# [Material for this task]
┏━━
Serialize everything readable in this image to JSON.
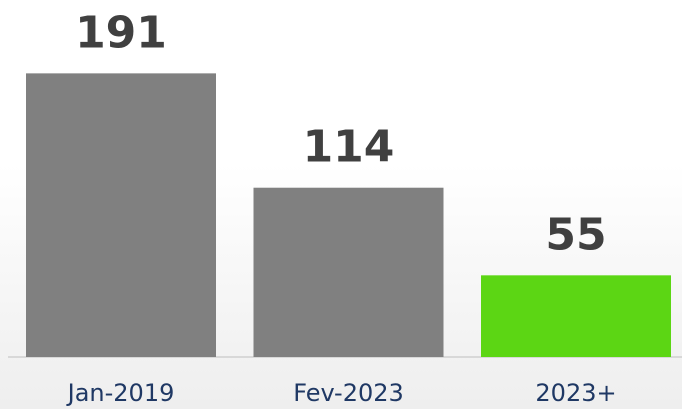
{
  "chart_data": {
    "type": "bar",
    "categories": [
      "Jan-2019",
      "Fev-2023",
      "2023+"
    ],
    "values": [
      191,
      114,
      55
    ],
    "colors": [
      "#808080",
      "#808080",
      "#5cd614"
    ]
  }
}
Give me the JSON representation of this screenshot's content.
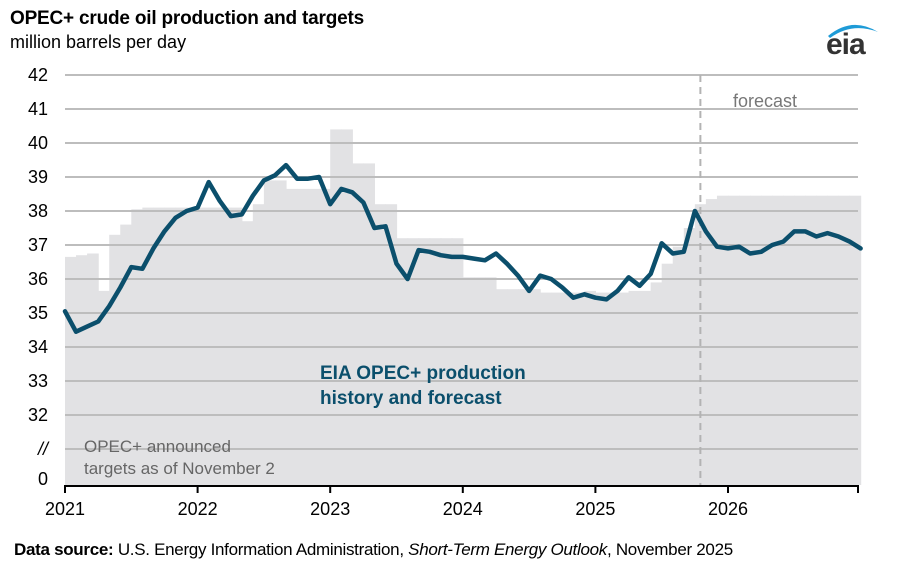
┗━━
# [Task goal]
Without the pictures, transcribe the listing above exactly.

# [Task response]
Serialize everything readable in this image to JSON.
{
  "chart_data": {
    "type": "bar",
    "categories": [
      "Jan-2019",
      "Fev-2023",
      "2023+"
    ],
    "values": [
      191,
      114,
      55
    ],
    "colors": [
      "#808080",
      "#808080",
      "#5cd614"
    ]
  }
}
Give me the JSON representation of this screenshot's content.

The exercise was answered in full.